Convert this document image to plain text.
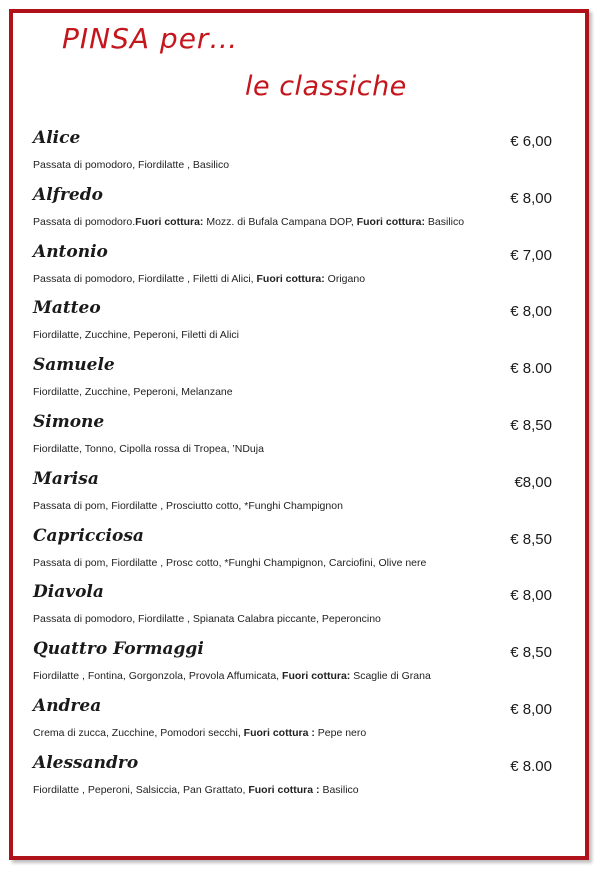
PINSA per…
le classiche
Alice	€ 6,00
Passata di pomodoro, Fiordilatte , Basilico
Alfredo	€ 8,00
Passata di pomodoro.Fuori cottura: Mozz. di Bufala Campana DOP, Fuori cottura: Basilico
Antonio	€ 7,00
Passata di pomodoro, Fiordilatte , Filetti di Alici, Fuori cottura: Origano
Matteo	€ 8,00
Fiordilatte, Zucchine, Peperoni, Filetti di Alici
Samuele	€ 8.00
Fiordilatte, Zucchine, Peperoni, Melanzane
Simone	€ 8,50
Fiordilatte, Tonno, Cipolla rossa di Tropea, ’NDuja
Marisa	€8,00
Passata di pom, Fiordilatte , Prosciutto cotto, *Funghi Champignon
Capricciosa	€ 8,50
Passata di pom, Fiordilatte , Prosc cotto, *Funghi Champignon, Carciofini, Olive nere
Diavola	€ 8,00
Passata di pomodoro, Fiordilatte , Spianata Calabra piccante, Peperoncino
Quattro Formaggi	€ 8,50
Fiordilatte , Fontina, Gorgonzola, Provola Affumicata, Fuori cottura: Scaglie di Grana
Andrea	€ 8,00
Crema di zucca, Zucchine, Pomodori secchi, Fuori cottura : Pepe nero
Alessandro	€ 8.00
Fiordilatte , Peperoni, Salsiccia, Pan Grattato, Fuori cottura : Basilico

● ● ●

▶ The exercise
Extract each line from the listing that holds the word "Funghi".

▶ Exercise answer
Passata di pom, Fiordilatte , Prosciutto cotto, *Funghi Champignon
Passata di pom, Fiordilatte , Prosc cotto, *Funghi Champignon, Carciofini, Olive nere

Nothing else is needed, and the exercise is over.